EXERCISE REQUIREMENTS: Write out the listing exactly as it is given.

□ □ □ □ □

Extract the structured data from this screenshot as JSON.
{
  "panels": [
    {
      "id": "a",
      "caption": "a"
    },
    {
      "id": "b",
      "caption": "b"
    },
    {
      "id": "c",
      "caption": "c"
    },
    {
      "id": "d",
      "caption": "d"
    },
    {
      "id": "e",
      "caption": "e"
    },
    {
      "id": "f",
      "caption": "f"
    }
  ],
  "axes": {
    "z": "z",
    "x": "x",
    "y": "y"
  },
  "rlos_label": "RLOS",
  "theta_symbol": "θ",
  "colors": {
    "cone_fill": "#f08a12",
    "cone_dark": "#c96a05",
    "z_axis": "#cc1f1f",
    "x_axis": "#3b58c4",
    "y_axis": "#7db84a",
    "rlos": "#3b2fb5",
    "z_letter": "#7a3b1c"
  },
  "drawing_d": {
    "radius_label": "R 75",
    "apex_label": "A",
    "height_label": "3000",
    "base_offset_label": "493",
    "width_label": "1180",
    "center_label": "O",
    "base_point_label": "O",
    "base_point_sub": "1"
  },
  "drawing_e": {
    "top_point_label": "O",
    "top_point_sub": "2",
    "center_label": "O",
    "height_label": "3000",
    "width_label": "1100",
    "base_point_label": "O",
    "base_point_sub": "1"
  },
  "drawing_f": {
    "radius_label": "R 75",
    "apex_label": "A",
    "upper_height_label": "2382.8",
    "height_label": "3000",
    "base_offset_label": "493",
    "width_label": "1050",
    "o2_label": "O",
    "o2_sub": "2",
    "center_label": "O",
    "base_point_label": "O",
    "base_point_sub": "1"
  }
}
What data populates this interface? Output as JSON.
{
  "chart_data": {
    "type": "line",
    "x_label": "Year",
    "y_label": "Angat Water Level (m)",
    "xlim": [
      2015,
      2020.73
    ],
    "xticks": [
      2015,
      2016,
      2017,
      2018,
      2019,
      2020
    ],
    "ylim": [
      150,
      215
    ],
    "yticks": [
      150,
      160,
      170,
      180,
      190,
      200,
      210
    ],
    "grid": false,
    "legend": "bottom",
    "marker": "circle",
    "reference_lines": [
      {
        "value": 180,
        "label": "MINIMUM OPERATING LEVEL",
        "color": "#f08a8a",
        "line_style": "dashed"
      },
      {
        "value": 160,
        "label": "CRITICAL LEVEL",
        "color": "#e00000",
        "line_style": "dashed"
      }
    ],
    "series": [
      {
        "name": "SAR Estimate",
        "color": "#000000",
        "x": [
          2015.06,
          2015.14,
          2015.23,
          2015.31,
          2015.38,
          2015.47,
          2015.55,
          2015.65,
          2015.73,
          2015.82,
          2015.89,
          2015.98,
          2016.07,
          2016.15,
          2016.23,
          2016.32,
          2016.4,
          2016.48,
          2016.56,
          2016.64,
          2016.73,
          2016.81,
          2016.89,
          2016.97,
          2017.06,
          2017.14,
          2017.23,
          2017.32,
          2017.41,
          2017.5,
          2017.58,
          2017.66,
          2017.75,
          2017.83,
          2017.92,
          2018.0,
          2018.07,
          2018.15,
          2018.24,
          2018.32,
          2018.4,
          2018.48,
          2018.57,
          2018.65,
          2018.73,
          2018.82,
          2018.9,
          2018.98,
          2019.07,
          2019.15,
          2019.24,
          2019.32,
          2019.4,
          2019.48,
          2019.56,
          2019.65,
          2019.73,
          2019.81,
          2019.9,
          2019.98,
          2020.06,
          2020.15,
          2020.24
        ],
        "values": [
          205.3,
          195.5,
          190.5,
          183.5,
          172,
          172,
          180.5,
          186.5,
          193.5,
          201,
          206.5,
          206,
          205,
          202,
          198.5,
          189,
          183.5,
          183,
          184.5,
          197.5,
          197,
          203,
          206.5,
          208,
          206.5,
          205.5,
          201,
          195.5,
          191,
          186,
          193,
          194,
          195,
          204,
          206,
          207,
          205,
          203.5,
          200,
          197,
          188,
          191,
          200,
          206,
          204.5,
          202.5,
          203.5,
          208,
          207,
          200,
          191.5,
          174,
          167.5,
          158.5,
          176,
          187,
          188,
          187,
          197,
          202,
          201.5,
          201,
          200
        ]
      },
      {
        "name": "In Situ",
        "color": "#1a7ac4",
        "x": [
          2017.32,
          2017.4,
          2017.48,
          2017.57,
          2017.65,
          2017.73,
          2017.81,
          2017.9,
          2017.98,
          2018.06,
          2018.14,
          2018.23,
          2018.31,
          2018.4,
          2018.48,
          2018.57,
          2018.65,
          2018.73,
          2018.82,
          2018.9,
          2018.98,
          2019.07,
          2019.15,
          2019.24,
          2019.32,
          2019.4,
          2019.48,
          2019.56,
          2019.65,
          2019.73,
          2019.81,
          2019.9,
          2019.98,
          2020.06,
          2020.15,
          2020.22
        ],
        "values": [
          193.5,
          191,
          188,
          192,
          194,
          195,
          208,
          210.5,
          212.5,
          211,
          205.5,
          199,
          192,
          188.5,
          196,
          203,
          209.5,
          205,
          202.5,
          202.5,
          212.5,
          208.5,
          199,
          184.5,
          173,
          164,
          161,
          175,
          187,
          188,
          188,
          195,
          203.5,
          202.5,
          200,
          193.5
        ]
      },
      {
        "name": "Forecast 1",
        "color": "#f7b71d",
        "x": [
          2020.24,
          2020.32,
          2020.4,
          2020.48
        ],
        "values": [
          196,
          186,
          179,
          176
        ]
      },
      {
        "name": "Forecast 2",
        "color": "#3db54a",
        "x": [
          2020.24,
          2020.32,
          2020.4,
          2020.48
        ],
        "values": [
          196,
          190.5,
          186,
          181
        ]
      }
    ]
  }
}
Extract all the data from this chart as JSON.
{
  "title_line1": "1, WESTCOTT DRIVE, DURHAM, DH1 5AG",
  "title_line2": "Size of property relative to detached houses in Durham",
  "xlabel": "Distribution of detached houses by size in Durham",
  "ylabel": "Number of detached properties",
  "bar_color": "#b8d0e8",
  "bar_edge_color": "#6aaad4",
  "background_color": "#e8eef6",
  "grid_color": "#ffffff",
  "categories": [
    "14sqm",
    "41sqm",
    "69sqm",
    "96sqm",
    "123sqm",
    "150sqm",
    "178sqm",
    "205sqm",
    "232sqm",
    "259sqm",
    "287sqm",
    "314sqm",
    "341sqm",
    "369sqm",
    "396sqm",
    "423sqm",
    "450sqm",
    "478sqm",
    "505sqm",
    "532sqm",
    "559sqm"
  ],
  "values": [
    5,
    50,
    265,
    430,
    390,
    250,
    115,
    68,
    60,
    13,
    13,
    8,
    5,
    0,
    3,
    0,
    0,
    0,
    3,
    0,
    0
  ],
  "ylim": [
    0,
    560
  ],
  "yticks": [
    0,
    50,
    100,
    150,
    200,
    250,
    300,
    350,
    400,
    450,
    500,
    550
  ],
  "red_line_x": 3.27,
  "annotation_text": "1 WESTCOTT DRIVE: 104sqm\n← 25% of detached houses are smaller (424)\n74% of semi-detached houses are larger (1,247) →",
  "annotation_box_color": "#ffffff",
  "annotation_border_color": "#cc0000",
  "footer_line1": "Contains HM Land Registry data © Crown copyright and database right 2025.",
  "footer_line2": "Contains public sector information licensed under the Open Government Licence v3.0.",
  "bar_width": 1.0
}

□ □ □ □ □

EXERCISE OUTPUT:
Extract the structured data from this screenshot as JSON.
{
  "panels": [
    {
      "id": "a",
      "caption": "a"
    },
    {
      "id": "b",
      "caption": "b"
    },
    {
      "id": "c",
      "caption": "c"
    },
    {
      "id": "d",
      "caption": "d"
    },
    {
      "id": "e",
      "caption": "e"
    },
    {
      "id": "f",
      "caption": "f"
    }
  ],
  "axes": {
    "z": "z",
    "x": "x",
    "y": "y"
  },
  "rlos_label": "RLOS",
  "theta_symbol": "θ",
  "colors": {
    "cone_fill": "#f08a12",
    "cone_dark": "#c96a05",
    "z_axis": "#cc1f1f",
    "x_axis": "#3b58c4",
    "y_axis": "#7db84a",
    "rlos": "#3b2fb5",
    "z_letter": "#7a3b1c"
  },
  "drawing_d": {
    "radius_label": "R 75",
    "apex_label": "A",
    "height_label": "3000",
    "base_offset_label": "493",
    "width_label": "1180",
    "center_label": "O",
    "base_point_label": "O",
    "base_point_sub": "1"
  },
  "drawing_e": {
    "top_point_label": "O",
    "top_point_sub": "2",
    "center_label": "O",
    "height_label": "3000",
    "width_label": "1100",
    "base_point_label": "O",
    "base_point_sub": "1"
  },
  "drawing_f": {
    "radius_label": "R 75",
    "apex_label": "A",
    "upper_height_label": "2382.8",
    "height_label": "3000",
    "base_offset_label": "493",
    "width_label": "1050",
    "o2_label": "O",
    "o2_sub": "2",
    "center_label": "O",
    "base_point_label": "O",
    "base_point_sub": "1"
  }
}
What data populates this interface? Output as JSON.
{
  "chart_data": {
    "type": "line",
    "x_label": "Year",
    "y_label": "Angat Water Level (m)",
    "xlim": [
      2015,
      2020.73
    ],
    "xticks": [
      2015,
      2016,
      2017,
      2018,
      2019,
      2020
    ],
    "ylim": [
      150,
      215
    ],
    "yticks": [
      150,
      160,
      170,
      180,
      190,
      200,
      210
    ],
    "grid": false,
    "legend": "bottom",
    "marker": "circle",
    "reference_lines": [
      {
        "value": 180,
        "label": "MINIMUM OPERATING LEVEL",
        "color": "#f08a8a",
        "line_style": "dashed"
      },
      {
        "value": 160,
        "label": "CRITICAL LEVEL",
        "color": "#e00000",
        "line_style": "dashed"
      }
    ],
    "series": [
      {
        "name": "SAR Estimate",
        "color": "#000000",
        "x": [
          2015.06,
          2015.14,
          2015.23,
          2015.31,
          2015.38,
          2015.47,
          2015.55,
          2015.65,
          2015.73,
          2015.82,
          2015.89,
          2015.98,
          2016.07,
          2016.15,
          2016.23,
          2016.32,
          2016.4,
          2016.48,
          2016.56,
          2016.64,
          2016.73,
          2016.81,
          2016.89,
          2016.97,
          2017.06,
          2017.14,
          2017.23,
          2017.32,
          2017.41,
          2017.5,
          2017.58,
          2017.66,
          2017.75,
          2017.83,
          2017.92,
          2018.0,
          2018.07,
          2018.15,
          2018.24,
          2018.32,
          2018.4,
          2018.48,
          2018.57,
          2018.65,
          2018.73,
          2018.82,
          2018.9,
          2018.98,
          2019.07,
          2019.15,
          2019.24,
          2019.32,
          2019.4,
          2019.48,
          2019.56,
          2019.65,
          2019.73,
          2019.81,
          2019.9,
          2019.98,
          2020.06,
          2020.15,
          2020.24
        ],
        "values": [
          205.3,
          195.5,
          190.5,
          183.5,
          172,
          172,
          180.5,
          186.5,
          193.5,
          201,
          206.5,
          206,
          205,
          202,
          198.5,
          189,
          183.5,
          183,
          184.5,
          197.5,
          197,
          203,
          206.5,
          208,
          206.5,
          205.5,
          201,
          195.5,
          191,
          186,
          193,
          194,
          195,
          204,
          206,
          207,
          205,
          203.5,
          200,
          197,
          188,
          191,
          200,
          206,
          204.5,
          202.5,
          203.5,
          208,
          207,
          200,
          191.5,
          174,
          167.5,
          158.5,
          176,
          187,
          188,
          187,
          197,
          202,
          201.5,
          201,
          200
        ]
      },
      {
        "name": "In Situ",
        "color": "#1a7ac4",
        "x": [
          2017.32,
          2017.4,
          2017.48,
          2017.57,
          2017.65,
          2017.73,
          2017.81,
          2017.9,
          2017.98,
          2018.06,
          2018.14,
          2018.23,
          2018.31,
          2018.4,
          2018.48,
          2018.57,
          2018.65,
          2018.73,
          2018.82,
          2018.9,
          2018.98,
          2019.07,
          2019.15,
          2019.24,
          2019.32,
          2019.4,
          2019.48,
          2019.56,
          2019.65,
          2019.73,
          2019.81,
          2019.9,
          2019.98,
          2020.06,
          2020.15,
          2020.22
        ],
        "values": [
          193.5,
          191,
          188,
          192,
          194,
          195,
          208,
          210.5,
          212.5,
          211,
          205.5,
          199,
          192,
          188.5,
          196,
          203,
          209.5,
          205,
          202.5,
          202.5,
          212.5,
          208.5,
          199,
          184.5,
          173,
          164,
          161,
          175,
          187,
          188,
          188,
          195,
          203.5,
          202.5,
          200,
          193.5
        ]
      },
      {
        "name": "Forecast 1",
        "color": "#f7b71d",
        "x": [
          2020.24,
          2020.32,
          2020.4,
          2020.48
        ],
        "values": [
          196,
          186,
          179,
          176
        ]
      },
      {
        "name": "Forecast 2",
        "color": "#3db54a",
        "x": [
          2020.24,
          2020.32,
          2020.4,
          2020.48
        ],
        "values": [
          196,
          190.5,
          186,
          181
        ]
      }
    ]
  }
}
Extract all the data from this chart as JSON.
{
  "title_line1": "1, WESTCOTT DRIVE, DURHAM, DH1 5AG",
  "title_line2": "Size of property relative to detached houses in Durham",
  "xlabel": "Distribution of detached houses by size in Durham",
  "ylabel": "Number of detached properties",
  "bar_color": "#b8d0e8",
  "bar_edge_color": "#6aaad4",
  "background_color": "#e8eef6",
  "grid_color": "#ffffff",
  "categories": [
    "14sqm",
    "41sqm",
    "69sqm",
    "96sqm",
    "123sqm",
    "150sqm",
    "178sqm",
    "205sqm",
    "232sqm",
    "259sqm",
    "287sqm",
    "314sqm",
    "341sqm",
    "369sqm",
    "396sqm",
    "423sqm",
    "450sqm",
    "478sqm",
    "505sqm",
    "532sqm",
    "559sqm"
  ],
  "values": [
    5,
    50,
    265,
    430,
    390,
    250,
    115,
    68,
    60,
    13,
    13,
    8,
    5,
    0,
    3,
    0,
    0,
    0,
    3,
    0,
    0
  ],
  "ylim": [
    0,
    560
  ],
  "yticks": [
    0,
    50,
    100,
    150,
    200,
    250,
    300,
    350,
    400,
    450,
    500,
    550
  ],
  "red_line_x": 3.27,
  "annotation_text": "1 WESTCOTT DRIVE: 104sqm\n← 25% of detached houses are smaller (424)\n74% of semi-detached houses are larger (1,247) →",
  "annotation_box_color": "#ffffff",
  "annotation_border_color": "#cc0000",
  "footer_line1": "Contains HM Land Registry data © Crown copyright and database right 2025.",
  "footer_line2": "Contains public sector information licensed under the Open Government Licence v3.0.",
  "bar_width": 1.0
}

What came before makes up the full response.